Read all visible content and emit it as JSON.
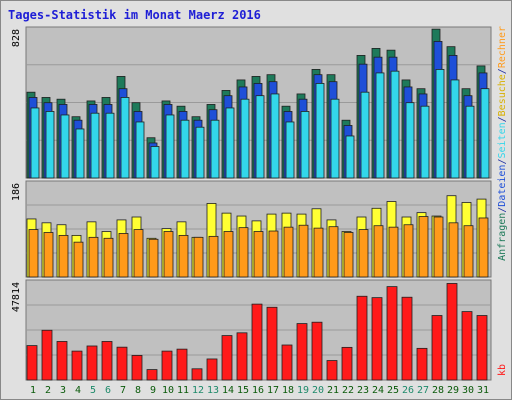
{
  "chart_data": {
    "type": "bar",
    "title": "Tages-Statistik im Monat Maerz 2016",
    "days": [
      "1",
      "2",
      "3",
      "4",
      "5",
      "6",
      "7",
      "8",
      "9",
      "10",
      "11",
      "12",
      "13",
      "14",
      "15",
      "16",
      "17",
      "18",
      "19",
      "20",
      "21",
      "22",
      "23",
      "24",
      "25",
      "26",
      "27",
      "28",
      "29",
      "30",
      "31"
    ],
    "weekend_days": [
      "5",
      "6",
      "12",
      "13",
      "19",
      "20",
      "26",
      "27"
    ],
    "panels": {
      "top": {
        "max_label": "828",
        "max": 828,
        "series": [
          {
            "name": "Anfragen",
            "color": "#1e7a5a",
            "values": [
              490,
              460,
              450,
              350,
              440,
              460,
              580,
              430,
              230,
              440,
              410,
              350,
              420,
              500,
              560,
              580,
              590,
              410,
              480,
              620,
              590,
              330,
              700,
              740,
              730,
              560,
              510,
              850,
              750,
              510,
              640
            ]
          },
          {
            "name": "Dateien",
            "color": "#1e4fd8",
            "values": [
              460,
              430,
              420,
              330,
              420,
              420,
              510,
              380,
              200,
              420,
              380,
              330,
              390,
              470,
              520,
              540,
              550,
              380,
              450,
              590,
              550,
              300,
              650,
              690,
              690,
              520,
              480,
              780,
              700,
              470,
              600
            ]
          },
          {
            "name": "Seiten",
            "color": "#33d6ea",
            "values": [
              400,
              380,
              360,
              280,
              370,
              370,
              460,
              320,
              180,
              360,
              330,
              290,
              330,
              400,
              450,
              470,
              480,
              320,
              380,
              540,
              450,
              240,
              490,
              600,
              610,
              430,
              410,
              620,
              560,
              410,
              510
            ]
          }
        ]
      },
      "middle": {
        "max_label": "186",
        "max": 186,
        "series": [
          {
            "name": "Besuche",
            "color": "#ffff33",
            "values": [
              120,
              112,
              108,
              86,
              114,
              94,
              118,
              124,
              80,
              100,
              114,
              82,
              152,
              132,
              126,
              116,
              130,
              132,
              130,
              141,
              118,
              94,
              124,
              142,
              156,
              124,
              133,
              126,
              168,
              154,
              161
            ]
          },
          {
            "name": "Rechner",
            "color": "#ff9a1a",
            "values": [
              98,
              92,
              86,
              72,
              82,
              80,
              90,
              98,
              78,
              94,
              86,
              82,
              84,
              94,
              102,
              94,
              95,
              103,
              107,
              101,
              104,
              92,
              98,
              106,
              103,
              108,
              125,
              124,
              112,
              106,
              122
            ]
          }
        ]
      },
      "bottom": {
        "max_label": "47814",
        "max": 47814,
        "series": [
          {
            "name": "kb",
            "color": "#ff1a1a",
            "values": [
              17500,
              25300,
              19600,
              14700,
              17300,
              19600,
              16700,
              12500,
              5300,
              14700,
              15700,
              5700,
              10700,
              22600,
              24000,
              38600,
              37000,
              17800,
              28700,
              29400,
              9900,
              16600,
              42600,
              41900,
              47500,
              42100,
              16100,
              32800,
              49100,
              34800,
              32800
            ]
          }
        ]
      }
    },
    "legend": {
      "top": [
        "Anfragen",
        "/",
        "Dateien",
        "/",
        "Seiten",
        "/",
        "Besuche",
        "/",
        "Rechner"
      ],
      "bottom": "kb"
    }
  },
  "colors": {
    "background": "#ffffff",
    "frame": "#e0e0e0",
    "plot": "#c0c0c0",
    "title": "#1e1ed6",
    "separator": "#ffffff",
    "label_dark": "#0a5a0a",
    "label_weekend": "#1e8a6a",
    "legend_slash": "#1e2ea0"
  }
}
-=-=-=-=-
Repeat the lines above exactly, and keep every picture out.

◆ **COMPLETE RESPONSE**
Read all visible content and emit it as JSON.
{
  "chart_data": {
    "type": "bar",
    "title": "Tages-Statistik im Monat Maerz 2016",
    "days": [
      "1",
      "2",
      "3",
      "4",
      "5",
      "6",
      "7",
      "8",
      "9",
      "10",
      "11",
      "12",
      "13",
      "14",
      "15",
      "16",
      "17",
      "18",
      "19",
      "20",
      "21",
      "22",
      "23",
      "24",
      "25",
      "26",
      "27",
      "28",
      "29",
      "30",
      "31"
    ],
    "weekend_days": [
      "5",
      "6",
      "12",
      "13",
      "19",
      "20",
      "26",
      "27"
    ],
    "panels": {
      "top": {
        "max_label": "828",
        "max": 828,
        "series": [
          {
            "name": "Anfragen",
            "color": "#1e7a5a",
            "values": [
              490,
              460,
              450,
              350,
              440,
              460,
              580,
              430,
              230,
              440,
              410,
              350,
              420,
              500,
              560,
              580,
              590,
              410,
              480,
              620,
              590,
              330,
              700,
              740,
              730,
              560,
              510,
              850,
              750,
              510,
              640
            ]
          },
          {
            "name": "Dateien",
            "color": "#1e4fd8",
            "values": [
              460,
              430,
              420,
              330,
              420,
              420,
              510,
              380,
              200,
              420,
              380,
              330,
              390,
              470,
              520,
              540,
              550,
              380,
              450,
              590,
              550,
              300,
              650,
              690,
              690,
              520,
              480,
              780,
              700,
              470,
              600
            ]
          },
          {
            "name": "Seiten",
            "color": "#33d6ea",
            "values": [
              400,
              380,
              360,
              280,
              370,
              370,
              460,
              320,
              180,
              360,
              330,
              290,
              330,
              400,
              450,
              470,
              480,
              320,
              380,
              540,
              450,
              240,
              490,
              600,
              610,
              430,
              410,
              620,
              560,
              410,
              510
            ]
          }
        ]
      },
      "middle": {
        "max_label": "186",
        "max": 186,
        "series": [
          {
            "name": "Besuche",
            "color": "#ffff33",
            "values": [
              120,
              112,
              108,
              86,
              114,
              94,
              118,
              124,
              80,
              100,
              114,
              82,
              152,
              132,
              126,
              116,
              130,
              132,
              130,
              141,
              118,
              94,
              124,
              142,
              156,
              124,
              133,
              126,
              168,
              154,
              161
            ]
          },
          {
            "name": "Rechner",
            "color": "#ff9a1a",
            "values": [
              98,
              92,
              86,
              72,
              82,
              80,
              90,
              98,
              78,
              94,
              86,
              82,
              84,
              94,
              102,
              94,
              95,
              103,
              107,
              101,
              104,
              92,
              98,
              106,
              103,
              108,
              125,
              124,
              112,
              106,
              122
            ]
          }
        ]
      },
      "bottom": {
        "max_label": "47814",
        "max": 47814,
        "series": [
          {
            "name": "kb",
            "color": "#ff1a1a",
            "values": [
              17500,
              25300,
              19600,
              14700,
              17300,
              19600,
              16700,
              12500,
              5300,
              14700,
              15700,
              5700,
              10700,
              22600,
              24000,
              38600,
              37000,
              17800,
              28700,
              29400,
              9900,
              16600,
              42600,
              41900,
              47500,
              42100,
              16100,
              32800,
              49100,
              34800,
              32800
            ]
          }
        ]
      }
    },
    "legend": {
      "top": [
        "Anfragen",
        "/",
        "Dateien",
        "/",
        "Seiten",
        "/",
        "Besuche",
        "/",
        "Rechner"
      ],
      "bottom": "kb"
    }
  },
  "colors": {
    "background": "#ffffff",
    "frame": "#e0e0e0",
    "plot": "#c0c0c0",
    "title": "#1e1ed6",
    "separator": "#ffffff",
    "label_dark": "#0a5a0a",
    "label_weekend": "#1e8a6a",
    "legend_slash": "#1e2ea0"
  }
}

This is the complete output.